* _Task instructions_
Arrange every line of the rows below in a Markdown table with two columns, No. and Line, numbering the lines in order. Skip blank lines and leave the pictures out.

* _Excerpted records_
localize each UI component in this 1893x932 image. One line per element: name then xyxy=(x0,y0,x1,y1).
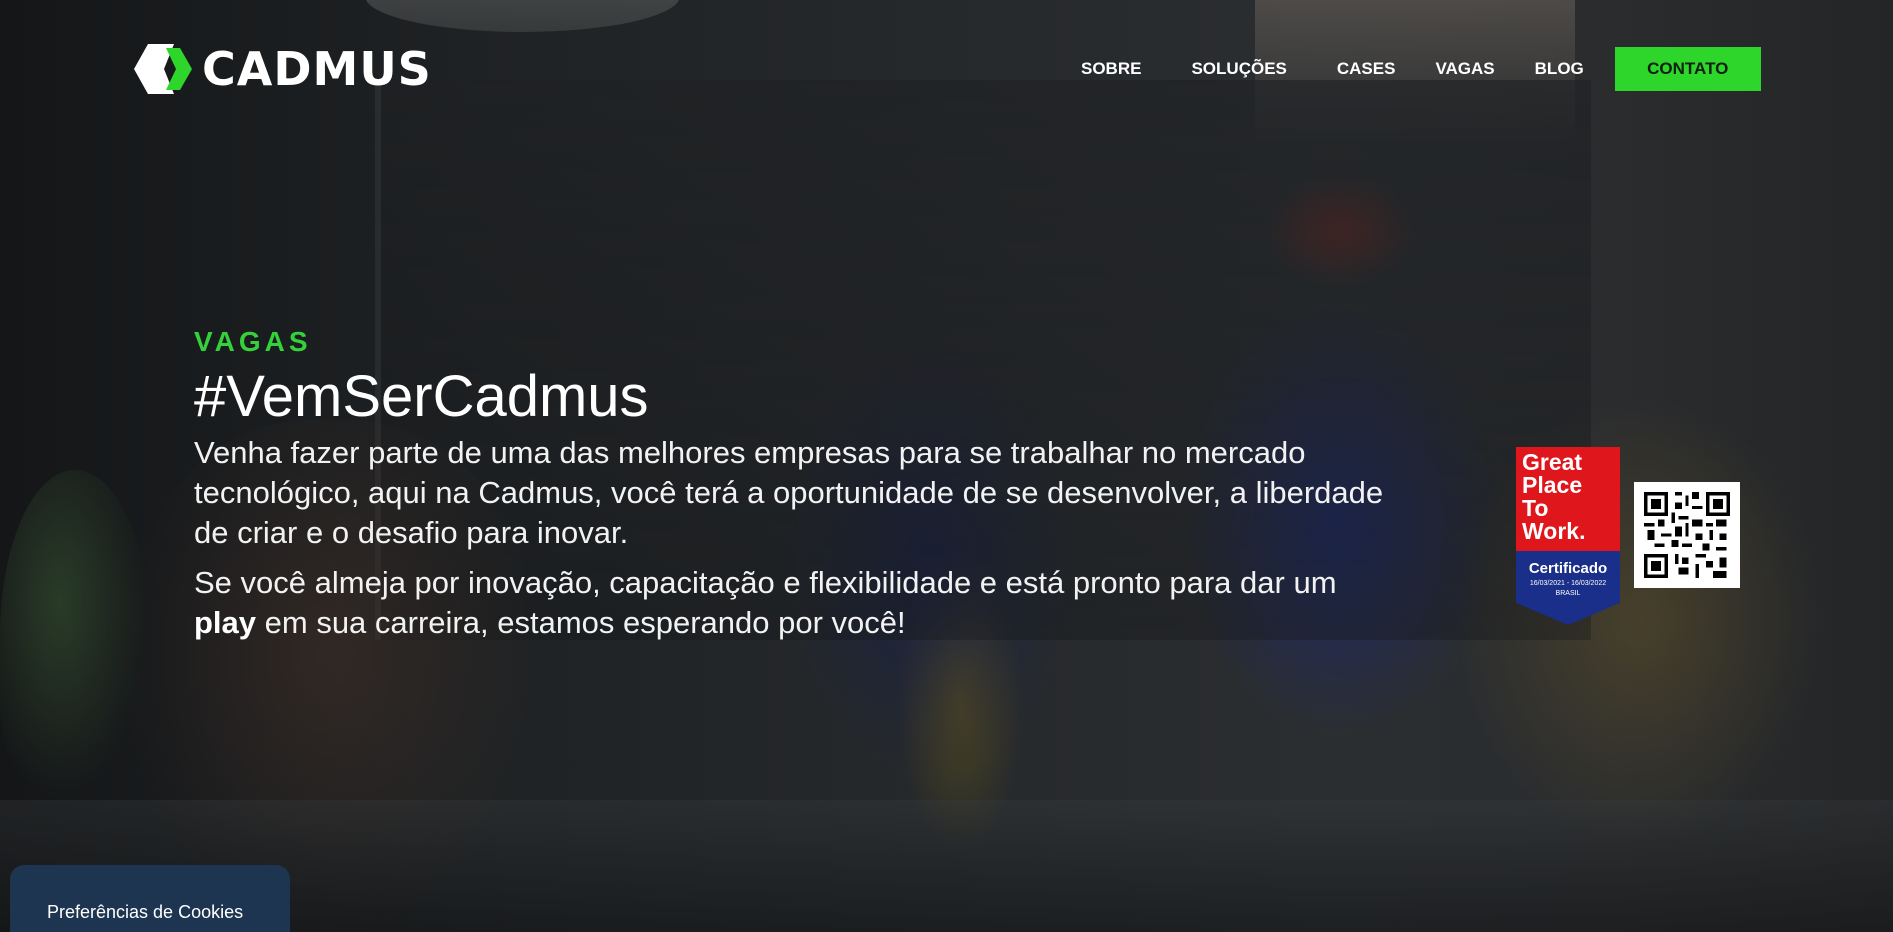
qr-code-icon xyxy=(1644,492,1730,578)
logo-link[interactable]: CADMUS xyxy=(134,44,432,94)
intro-paragraph: Venha fazer parte de uma das melhores em… xyxy=(194,435,1384,550)
nav-link-cases[interactable]: CASES xyxy=(1337,47,1396,91)
nav-link-blog[interactable]: BLOG xyxy=(1535,47,1584,91)
logo-text: CADMUS xyxy=(202,42,432,96)
invitation-paragraph: Se você almeja por inovação, capacitação… xyxy=(194,563,1384,643)
background-plant xyxy=(0,470,150,800)
badge-dates: 16/03/2021 - 16/03/2022 xyxy=(1529,580,1607,587)
badge-country: BRASIL xyxy=(1555,590,1581,597)
badge-line: To xyxy=(1522,495,1549,521)
badge-line: Work. xyxy=(1522,518,1586,544)
contact-button[interactable]: CONTATO xyxy=(1614,47,1761,91)
invitation-text-bold: play xyxy=(194,605,257,640)
cookie-preferences-label: Preferências de Cookies xyxy=(47,902,244,922)
badge-title: Great Place To Work. xyxy=(1516,447,1620,551)
hero-section: CADMUS SOBRE SOLUÇÕES CASES VAGAS BLOG C… xyxy=(0,0,1893,932)
badge-certified-ribbon: Certificado 16/03/2021 - 16/03/2022 BRAS… xyxy=(1516,551,1620,625)
top-navigation: CADMUS SOBRE SOLUÇÕES CASES VAGAS BLOG C… xyxy=(0,0,1893,140)
nav-links: SOBRE SOLUÇÕES CASES VAGAS BLOG CONTATO xyxy=(1060,47,1761,91)
cookie-preferences-button[interactable]: Preferências de Cookies xyxy=(10,865,290,932)
nav-link-solucoes[interactable]: SOLUÇÕES xyxy=(1191,47,1286,91)
nav-link-sobre[interactable]: SOBRE xyxy=(1081,47,1141,91)
badge-line: Place xyxy=(1522,472,1583,498)
badge-line: Great xyxy=(1522,449,1583,475)
invitation-text-end: em sua carreira, estamos esperando por v… xyxy=(256,605,906,640)
qr-code xyxy=(1634,482,1740,588)
nav-link-vagas[interactable]: VAGAS xyxy=(1435,47,1494,91)
great-place-to-work-badge: Great Place To Work. Certificado 16/03/2… xyxy=(1516,447,1620,625)
invitation-text-start: Se você almeja por inovação, capacitação… xyxy=(194,565,1337,600)
page-title: #VemSerCadmus xyxy=(194,364,649,429)
cadmus-logo-icon xyxy=(134,44,192,94)
hero-content: VAGAS #VemSerCadmus Venha fazer parte de… xyxy=(194,325,1394,643)
badge-certified-label: Certificado xyxy=(1528,560,1608,577)
section-eyebrow: VAGAS xyxy=(194,326,312,357)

* _Result below_
| No. | Line |
|---|---|
| 1 | localize each UI component in this 1893x932 image. One line per element: name then xyxy=(x0,y0,x1,y1). |
| 2 | qr-code-icon xyxy=(1644,492,1730,578) |
| 3 | logo-link[interactable]: CADMUS xyxy=(134,44,432,94) |
| 4 | intro-paragraph: Venha fazer parte de uma das melhores em… xyxy=(194,435,1384,550) |
| 5 | nav-link-cases[interactable]: CASES xyxy=(1337,47,1396,91) |
| 6 | nav-link-blog[interactable]: BLOG xyxy=(1535,47,1584,91) |
| 7 | logo-text: CADMUS xyxy=(202,42,432,96) |
| 8 | invitation-paragraph: Se você almeja por inovação, capacitação… xyxy=(194,563,1384,643) |
| 9 | background-plant xyxy=(0,470,150,800) |
| 10 | badge-dates: 16/03/2021 - 16/03/2022 xyxy=(1529,580,1607,587) |
| 11 | badge-country: BRASIL xyxy=(1555,590,1581,597) |
| 12 | badge-line: To xyxy=(1522,495,1549,521) |
| 13 | badge-line: Work. xyxy=(1522,518,1586,544) |
| 14 | contact-button[interactable]: CONTATO xyxy=(1614,47,1761,91) |
| 15 | invitation-text-bold: play xyxy=(194,605,257,640) |
| 16 | cookie-preferences-label: Preferências de Cookies xyxy=(47,902,244,922) |
| 17 | badge-title: Great Place To Work. xyxy=(1516,447,1620,551) |
| 18 | hero-section: CADMUS SOBRE SOLUÇÕES CASES VAGAS BLOG C… xyxy=(0,0,1893,932) |
| 19 | badge-certified-ribbon: Certificado 16/03/2021 - 16/03/2022 BRAS… xyxy=(1516,551,1620,625) |
| 20 | top-navigation: CADMUS SOBRE SOLUÇÕES CASES VAGAS BLOG C… xyxy=(0,0,1893,140) |
| 21 | nav-links: SOBRE SOLUÇÕES CASES VAGAS BLOG CONTATO xyxy=(1060,47,1761,91) |
| 22 | cookie-preferences-button[interactable]: Preferências de Cookies xyxy=(10,865,290,932) |
| 23 | nav-link-solucoes[interactable]: SOLUÇÕES xyxy=(1191,47,1286,91) |
| 24 | nav-link-sobre[interactable]: SOBRE xyxy=(1081,47,1141,91) |
| 25 | badge-line: Place xyxy=(1522,472,1583,498) |
| 26 | badge-line: Great xyxy=(1522,449,1583,475) |
| 27 | invitation-text-end: em sua carreira, estamos esperando por v… xyxy=(256,605,906,640) |
| 28 | qr-code xyxy=(1634,482,1740,588) |
| 29 | nav-link-vagas[interactable]: VAGAS xyxy=(1435,47,1494,91) |
| 30 | great-place-to-work-badge: Great Place To Work. Certificado 16/03/2… xyxy=(1516,447,1620,625) |
| 31 | invitation-text-start: Se você almeja por inovação, capacitação… xyxy=(194,565,1337,600) |
| 32 | page-title: #VemSerCadmus xyxy=(194,364,649,429) |
| 33 | cadmus-logo-icon xyxy=(134,44,192,94) |
| 34 | hero-content: VAGAS #VemSerCadmus Venha fazer parte de… xyxy=(194,325,1394,643) |
| 35 | badge-certified-label: Certificado xyxy=(1528,560,1608,577) |
| 36 | section-eyebrow: VAGAS xyxy=(194,326,312,357) |